→ **Written task**: Locate the string "Tukad" in the listing below. Copy every line where it is found.

-------- Input material

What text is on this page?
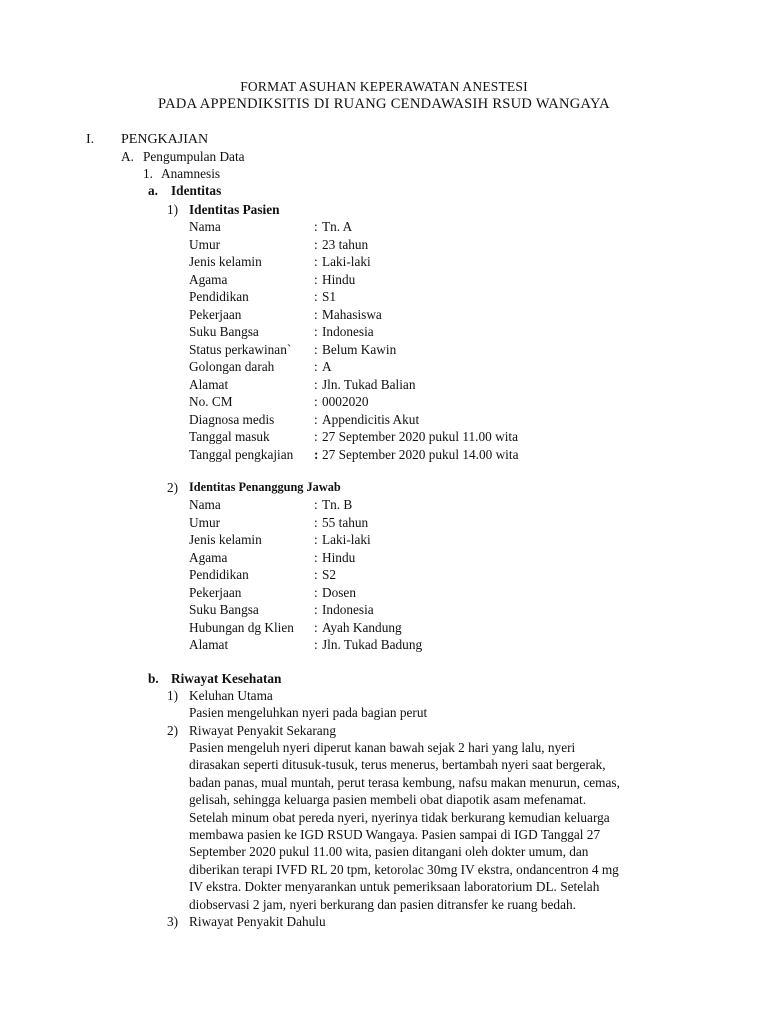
FORMAT ASUHAN KEPERAWATAN ANESTESI
PADA APPENDIKSITIS DI RUANG CENDAWASIH RSUD WANGAYA
I. PENGKAJIAN
A. Pengumpulan Data
1. Anamnesis
a. Identitas
1) Identitas Pasien
Nama	: Tn. A
Umur	: 23 tahun
Jenis kelamin	: Laki-laki
Agama	: Hindu
Pendidikan	: S1
Pekerjaan	: Mahasiswa
Suku Bangsa	: Indonesia
Status perkawinan` : Belum Kawin
Golongan darah	: A
Alamat	: Jln. Tukad Balian
No. CM	: 0002020
Diagnosa medis	: Appendicitis Akut
Tanggal masuk	: 27 September 2020 pukul 11.00 wita
Tanggal pengkajian : 27 September 2020 pukul 14.00 wita
2) Identitas Penanggung Jawab
Nama	: Tn. B
Umur	: 55 tahun
Jenis kelamin	: Laki-laki
Agama	: Hindu
Pendidikan	: S2
Pekerjaan	: Dosen
Suku Bangsa	: Indonesia
Hubungan dg Klien : Ayah Kandung
Alamat	: Jln. Tukad Badung
b. Riwayat Kesehatan
1) Keluhan Utama
Pasien mengeluhkan nyeri pada bagian perut
2) Riwayat Penyakit Sekarang
Pasien mengeluh nyeri diperut kanan bawah sejak 2 hari yang lalu, nyeri
dirasakan seperti ditusuk-tusuk, terus menerus, bertambah nyeri saat bergerak,
badan panas, mual muntah, perut terasa kembung, nafsu makan menurun, cemas,
gelisah, sehingga keluarga pasien membeli obat diapotik asam mefenamat.
Setelah minum obat pereda nyeri, nyerinya tidak berkurang kemudian keluarga
membawa pasien ke IGD RSUD Wangaya. Pasien sampai di IGD Tanggal 27
September 2020 pukul 11.00 wita, pasien ditangani oleh dokter umum, dan
diberikan terapi IVFD RL 20 tpm, ketorolac 30mg IV ekstra, ondancentron 4 mg
IV ekstra. Dokter menyarankan untuk pemeriksaan laboratorium DL. Setelah
diobservasi 2 jam, nyeri berkurang dan pasien ditransfer ke ruang bedah.
3) Riwayat Penyakit Dahulu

----------------

→ **Result of the exercise**:
Alamat	: Jln. Tukad Balian
Alamat	: Jln. Tukad Badung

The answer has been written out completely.